Requirement: Each record below is to be copied word for word, with pictures removed.
......
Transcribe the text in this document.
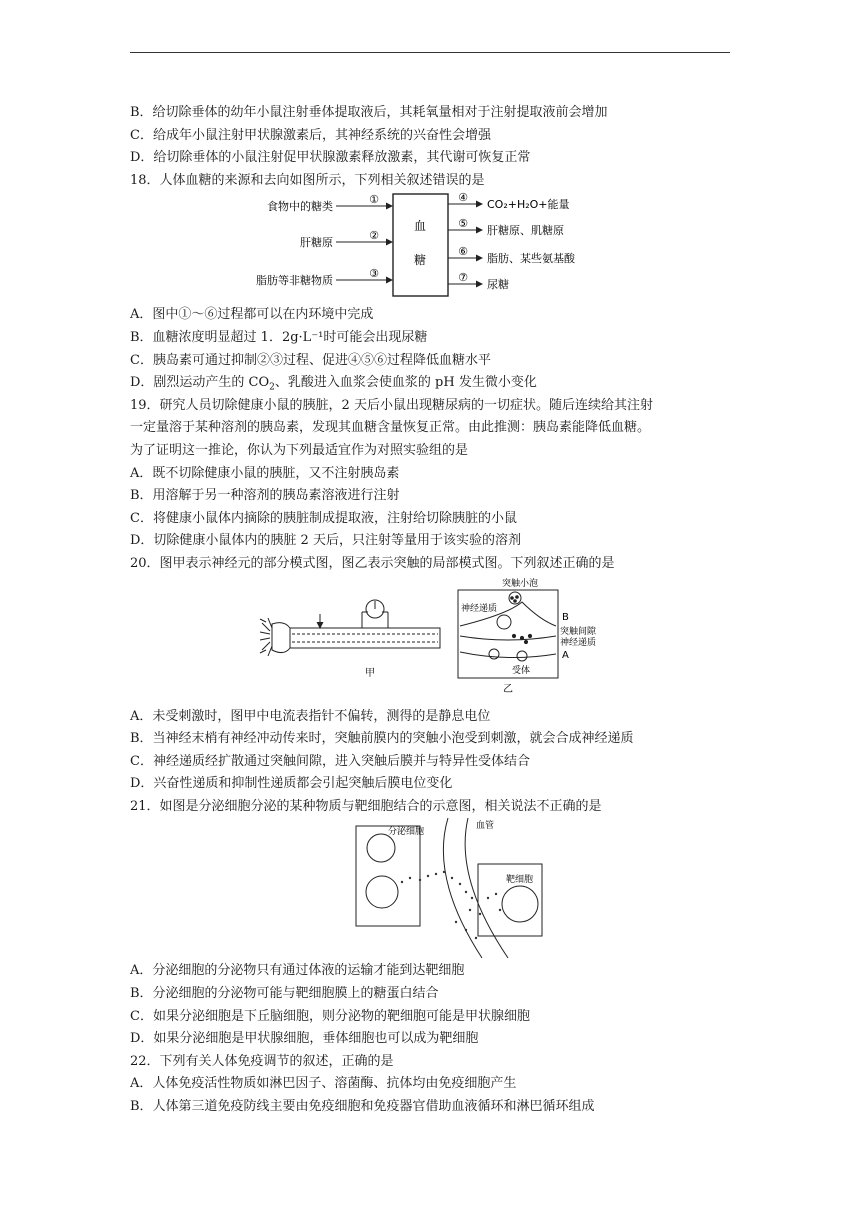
B．给切除垂体的幼年小鼠注射垂体提取液后，其耗氧量相对于注射提取液前会增加
C．给成年小鼠注射甲状腺激素后，其神经系统的兴奋性会增强
D．给切除垂体的小鼠注射促甲状腺激素释放激素，其代谢可恢复正常
18．人体血糖的来源和去向如图所示，下列相关叙述错误的是
血
糖
食物中的糖类
肝糖原
脂肪等非糖物质
①
②
③
④
⑤
⑥
⑦
CO₂+H₂O+能量
肝糖原、肌糖原
脂肪、某些氨基酸
尿糖
A．图中①～⑥过程都可以在内环境中完成
B．血糖浓度明显超过 1．2g·L⁻¹时可能会出现尿糖
C．胰岛素可通过抑制②③过程、促进④⑤⑥过程降低血糖水平
D．剧烈运动产生的 $CO_2$、乳酸进入血浆会使血浆的 pH 发生微小变化
19．研究人员切除健康小鼠的胰脏，2 天后小鼠出现糖尿病的一切症状。随后连续给其注射
一定量溶于某种溶剂的胰岛素，发现其血糖含量恢复正常。由此推测：胰岛素能降低血糖。
为了证明这一推论，你认为下列最适宜作为对照实验组的是
A．既不切除健康小鼠的胰脏，又不注射胰岛素
B．用溶解于另一种溶剂的胰岛素溶液进行注射
C．将健康小鼠体内摘除的胰脏制成提取液，注射给切除胰脏的小鼠
D．切除健康小鼠体内的胰脏 2 天后，只注射等量用于该实验的溶剂
20．图甲表示神经元的部分模式图，图乙表示突触的局部模式图。下列叙述正确的是
甲
突触小泡
神经递质
B
突触间隙
神经递质
A
受体
乙
A．未受刺激时，图甲中电流表指针不偏转，测得的是静息电位
B．当神经末梢有神经冲动传来时，突触前膜内的突触小泡受到刺激，就会合成神经递质
C．神经递质经扩散通过突触间隙，进入突触后膜并与特异性受体结合
D．兴奋性递质和抑制性递质都会引起突触后膜电位变化
21．如图是分泌细胞分泌的某种物质与靶细胞结合的示意图，相关说法不正确的是
分泌细胞
血管
靶细胞
A．分泌细胞的分泌物只有通过体液的运输才能到达靶细胞
B．分泌细胞的分泌物可能与靶细胞膜上的糖蛋白结合
C．如果分泌细胞是下丘脑细胞，则分泌物的靶细胞可能是甲状腺细胞
D．如果分泌细胞是甲状腺细胞，垂体细胞也可以成为靶细胞
22．下列有关人体免疫调节的叙述，正确的是
A．人体免疫活性物质如淋巴因子、溶菌酶、抗体均由免疫细胞产生
B．人体第三道免疫防线主要由免疫细胞和免疫器官借助血液循环和淋巴循环组成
......
Reply:
Transcribe the text in this document.
B．给切除垂体的幼年小鼠注射垂体提取液后，其耗氧量相对于注射提取液前会增加
C．给成年小鼠注射甲状腺激素后，其神经系统的兴奋性会增强
D．给切除垂体的小鼠注射促甲状腺激素释放激素，其代谢可恢复正常
18．人体血糖的来源和去向如图所示，下列相关叙述错误的是
血
糖
食物中的糖类
肝糖原
脂肪等非糖物质
①
②
③
④
⑤
⑥
⑦
CO₂+H₂O+能量
肝糖原、肌糖原
脂肪、某些氨基酸
尿糖
A．图中①～⑥过程都可以在内环境中完成
B．血糖浓度明显超过 1．2g·L⁻¹时可能会出现尿糖
C．胰岛素可通过抑制②③过程、促进④⑤⑥过程降低血糖水平
D．剧烈运动产生的 $CO_2$、乳酸进入血浆会使血浆的 pH 发生微小变化
19．研究人员切除健康小鼠的胰脏，2 天后小鼠出现糖尿病的一切症状。随后连续给其注射
一定量溶于某种溶剂的胰岛素，发现其血糖含量恢复正常。由此推测：胰岛素能降低血糖。
为了证明这一推论，你认为下列最适宜作为对照实验组的是
A．既不切除健康小鼠的胰脏，又不注射胰岛素
B．用溶解于另一种溶剂的胰岛素溶液进行注射
C．将健康小鼠体内摘除的胰脏制成提取液，注射给切除胰脏的小鼠
D．切除健康小鼠体内的胰脏 2 天后，只注射等量用于该实验的溶剂
20．图甲表示神经元的部分模式图，图乙表示突触的局部模式图。下列叙述正确的是
甲
突触小泡
神经递质
B
突触间隙
神经递质
A
受体
乙
A．未受刺激时，图甲中电流表指针不偏转，测得的是静息电位
B．当神经末梢有神经冲动传来时，突触前膜内的突触小泡受到刺激，就会合成神经递质
C．神经递质经扩散通过突触间隙，进入突触后膜并与特异性受体结合
D．兴奋性递质和抑制性递质都会引起突触后膜电位变化
21．如图是分泌细胞分泌的某种物质与靶细胞结合的示意图，相关说法不正确的是
分泌细胞
血管
靶细胞
A．分泌细胞的分泌物只有通过体液的运输才能到达靶细胞
B．分泌细胞的分泌物可能与靶细胞膜上的糖蛋白结合
C．如果分泌细胞是下丘脑细胞，则分泌物的靶细胞可能是甲状腺细胞
D．如果分泌细胞是甲状腺细胞，垂体细胞也可以成为靶细胞
22．下列有关人体免疫调节的叙述，正确的是
A．人体免疫活性物质如淋巴因子、溶菌酶、抗体均由免疫细胞产生
B．人体第三道免疫防线主要由免疫细胞和免疫器官借助血液循环和淋巴循环组成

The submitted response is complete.